DIRECTIONS: Starting from the line containing "OCR this image.", write out every remaining line exactly, the last one included.

(Data entries)
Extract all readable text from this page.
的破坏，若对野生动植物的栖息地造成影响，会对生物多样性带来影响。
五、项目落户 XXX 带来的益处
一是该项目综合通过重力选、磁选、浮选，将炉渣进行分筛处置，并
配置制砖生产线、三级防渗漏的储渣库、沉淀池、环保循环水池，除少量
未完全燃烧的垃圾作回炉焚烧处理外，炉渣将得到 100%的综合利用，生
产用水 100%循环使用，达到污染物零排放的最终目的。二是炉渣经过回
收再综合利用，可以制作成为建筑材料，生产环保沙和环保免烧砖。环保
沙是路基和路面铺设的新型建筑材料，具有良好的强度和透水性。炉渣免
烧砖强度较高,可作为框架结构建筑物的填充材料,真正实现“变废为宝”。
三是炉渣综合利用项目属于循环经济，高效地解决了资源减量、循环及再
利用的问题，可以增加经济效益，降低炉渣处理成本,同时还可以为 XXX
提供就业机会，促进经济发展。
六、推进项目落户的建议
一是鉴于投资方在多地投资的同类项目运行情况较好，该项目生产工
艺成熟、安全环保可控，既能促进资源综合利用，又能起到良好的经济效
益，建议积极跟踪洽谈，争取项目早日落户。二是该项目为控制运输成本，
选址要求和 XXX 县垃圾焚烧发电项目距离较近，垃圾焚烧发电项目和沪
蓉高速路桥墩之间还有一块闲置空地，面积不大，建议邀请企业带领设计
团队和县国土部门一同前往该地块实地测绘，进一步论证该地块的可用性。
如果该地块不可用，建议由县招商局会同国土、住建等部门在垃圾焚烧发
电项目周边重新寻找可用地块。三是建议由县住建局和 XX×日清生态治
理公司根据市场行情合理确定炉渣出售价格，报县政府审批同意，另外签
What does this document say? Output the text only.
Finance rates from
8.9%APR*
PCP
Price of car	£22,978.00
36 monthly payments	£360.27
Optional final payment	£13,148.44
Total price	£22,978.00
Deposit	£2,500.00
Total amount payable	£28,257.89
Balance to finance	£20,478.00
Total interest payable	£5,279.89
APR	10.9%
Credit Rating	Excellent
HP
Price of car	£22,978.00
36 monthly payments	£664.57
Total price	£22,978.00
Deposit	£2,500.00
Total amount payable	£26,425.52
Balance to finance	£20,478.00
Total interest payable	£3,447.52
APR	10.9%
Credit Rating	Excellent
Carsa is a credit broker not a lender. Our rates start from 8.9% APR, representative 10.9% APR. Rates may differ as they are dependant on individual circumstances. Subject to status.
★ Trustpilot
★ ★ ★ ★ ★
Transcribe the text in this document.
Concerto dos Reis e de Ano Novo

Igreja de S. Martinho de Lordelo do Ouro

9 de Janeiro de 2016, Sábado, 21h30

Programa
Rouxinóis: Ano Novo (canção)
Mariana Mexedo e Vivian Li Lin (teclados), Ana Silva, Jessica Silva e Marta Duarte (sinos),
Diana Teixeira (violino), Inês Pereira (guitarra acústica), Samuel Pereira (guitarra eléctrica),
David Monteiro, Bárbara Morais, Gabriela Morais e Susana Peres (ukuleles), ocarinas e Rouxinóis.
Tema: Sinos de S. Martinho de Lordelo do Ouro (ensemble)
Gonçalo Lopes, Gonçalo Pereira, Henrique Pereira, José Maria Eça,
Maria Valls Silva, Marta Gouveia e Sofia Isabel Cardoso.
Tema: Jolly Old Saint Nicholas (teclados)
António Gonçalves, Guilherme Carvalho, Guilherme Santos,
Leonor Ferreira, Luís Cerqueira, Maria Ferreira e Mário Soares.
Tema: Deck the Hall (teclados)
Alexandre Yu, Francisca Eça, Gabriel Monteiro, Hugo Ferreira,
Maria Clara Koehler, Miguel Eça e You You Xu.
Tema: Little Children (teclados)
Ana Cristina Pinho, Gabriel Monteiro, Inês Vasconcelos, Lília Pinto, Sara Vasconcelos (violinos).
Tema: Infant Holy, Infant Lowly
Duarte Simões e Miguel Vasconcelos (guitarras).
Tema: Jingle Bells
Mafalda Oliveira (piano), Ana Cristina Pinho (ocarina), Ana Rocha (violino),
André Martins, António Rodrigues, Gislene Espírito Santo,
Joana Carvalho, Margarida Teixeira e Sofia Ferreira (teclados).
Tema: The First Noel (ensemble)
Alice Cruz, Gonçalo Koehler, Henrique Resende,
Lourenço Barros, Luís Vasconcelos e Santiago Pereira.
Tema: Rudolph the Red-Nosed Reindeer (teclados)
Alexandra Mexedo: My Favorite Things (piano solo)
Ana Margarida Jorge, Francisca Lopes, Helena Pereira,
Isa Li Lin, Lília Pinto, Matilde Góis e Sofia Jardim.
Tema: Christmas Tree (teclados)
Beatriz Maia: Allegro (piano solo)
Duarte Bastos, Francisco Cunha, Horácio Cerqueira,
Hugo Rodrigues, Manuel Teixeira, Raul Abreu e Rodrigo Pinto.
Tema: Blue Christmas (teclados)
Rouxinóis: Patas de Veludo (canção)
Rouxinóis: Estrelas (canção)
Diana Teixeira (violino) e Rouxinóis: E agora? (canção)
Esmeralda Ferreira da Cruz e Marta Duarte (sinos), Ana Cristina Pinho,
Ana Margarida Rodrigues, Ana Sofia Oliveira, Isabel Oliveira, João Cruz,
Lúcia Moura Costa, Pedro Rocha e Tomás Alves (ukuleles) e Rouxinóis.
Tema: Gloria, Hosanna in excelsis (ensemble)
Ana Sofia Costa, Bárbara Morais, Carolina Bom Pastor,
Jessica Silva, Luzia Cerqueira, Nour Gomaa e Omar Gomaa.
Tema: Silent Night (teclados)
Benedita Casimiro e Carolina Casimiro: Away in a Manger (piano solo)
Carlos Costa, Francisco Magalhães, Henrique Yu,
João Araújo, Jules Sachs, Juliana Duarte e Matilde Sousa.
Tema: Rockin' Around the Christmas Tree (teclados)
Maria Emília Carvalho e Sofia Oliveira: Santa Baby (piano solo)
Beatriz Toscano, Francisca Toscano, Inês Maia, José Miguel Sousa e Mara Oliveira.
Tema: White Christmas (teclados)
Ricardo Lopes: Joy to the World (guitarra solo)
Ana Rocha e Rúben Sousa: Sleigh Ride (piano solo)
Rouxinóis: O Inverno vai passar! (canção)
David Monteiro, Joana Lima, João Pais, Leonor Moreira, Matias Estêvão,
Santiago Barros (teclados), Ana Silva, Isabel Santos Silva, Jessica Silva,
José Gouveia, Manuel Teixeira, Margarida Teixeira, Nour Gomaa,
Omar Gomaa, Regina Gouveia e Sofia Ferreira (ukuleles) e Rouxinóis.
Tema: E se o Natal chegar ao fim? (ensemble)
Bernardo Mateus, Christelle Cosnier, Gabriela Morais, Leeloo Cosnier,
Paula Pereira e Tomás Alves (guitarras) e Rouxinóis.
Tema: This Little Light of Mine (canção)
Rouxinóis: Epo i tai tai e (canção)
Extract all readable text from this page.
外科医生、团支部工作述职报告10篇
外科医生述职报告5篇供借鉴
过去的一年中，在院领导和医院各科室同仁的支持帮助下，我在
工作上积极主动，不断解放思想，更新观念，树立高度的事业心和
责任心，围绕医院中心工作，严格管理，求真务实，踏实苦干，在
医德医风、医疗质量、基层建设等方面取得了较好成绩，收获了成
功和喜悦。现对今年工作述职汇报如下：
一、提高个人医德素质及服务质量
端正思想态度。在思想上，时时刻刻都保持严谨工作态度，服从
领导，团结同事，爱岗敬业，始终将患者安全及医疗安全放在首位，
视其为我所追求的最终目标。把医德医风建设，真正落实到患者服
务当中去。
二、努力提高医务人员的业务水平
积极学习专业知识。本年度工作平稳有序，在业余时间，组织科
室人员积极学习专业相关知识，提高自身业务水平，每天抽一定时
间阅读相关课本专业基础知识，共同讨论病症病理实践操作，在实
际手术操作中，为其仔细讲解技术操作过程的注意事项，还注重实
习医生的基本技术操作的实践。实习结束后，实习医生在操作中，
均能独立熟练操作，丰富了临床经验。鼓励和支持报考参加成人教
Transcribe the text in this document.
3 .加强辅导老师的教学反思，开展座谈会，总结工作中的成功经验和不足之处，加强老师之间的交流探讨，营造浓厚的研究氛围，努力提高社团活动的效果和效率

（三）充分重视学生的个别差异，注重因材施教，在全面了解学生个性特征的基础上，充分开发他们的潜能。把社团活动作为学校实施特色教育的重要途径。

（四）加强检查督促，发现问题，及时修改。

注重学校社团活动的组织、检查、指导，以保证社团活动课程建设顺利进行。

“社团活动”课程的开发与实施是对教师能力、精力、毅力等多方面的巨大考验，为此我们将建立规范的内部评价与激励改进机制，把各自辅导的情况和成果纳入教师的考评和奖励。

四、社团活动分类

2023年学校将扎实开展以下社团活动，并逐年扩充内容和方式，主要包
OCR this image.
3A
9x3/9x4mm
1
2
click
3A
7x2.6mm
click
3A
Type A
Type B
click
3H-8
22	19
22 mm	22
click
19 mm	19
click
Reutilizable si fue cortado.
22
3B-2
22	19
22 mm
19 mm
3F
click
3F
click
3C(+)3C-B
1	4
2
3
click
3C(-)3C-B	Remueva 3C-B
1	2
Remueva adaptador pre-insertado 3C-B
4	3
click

OUTPUT FOR THIS EXERCISE:
OCR this image.
3A
9x3/9x4mm
1
2
click
3A
7x2.6mm
click
3A
Type A
Type B
click
3H-8
22	19
22 mm	22
click
19 mm	19
click
Reutilizable si fue cortado.
22
3B-2
22	19
22 mm
19 mm
3F
click
3F
click
3C(+)3C-B
1	4
2
3
click
3C(-)3C-B	Remueva 3C-B
1	2
Remueva adaptador pre-insertado 3C-B
4	3
click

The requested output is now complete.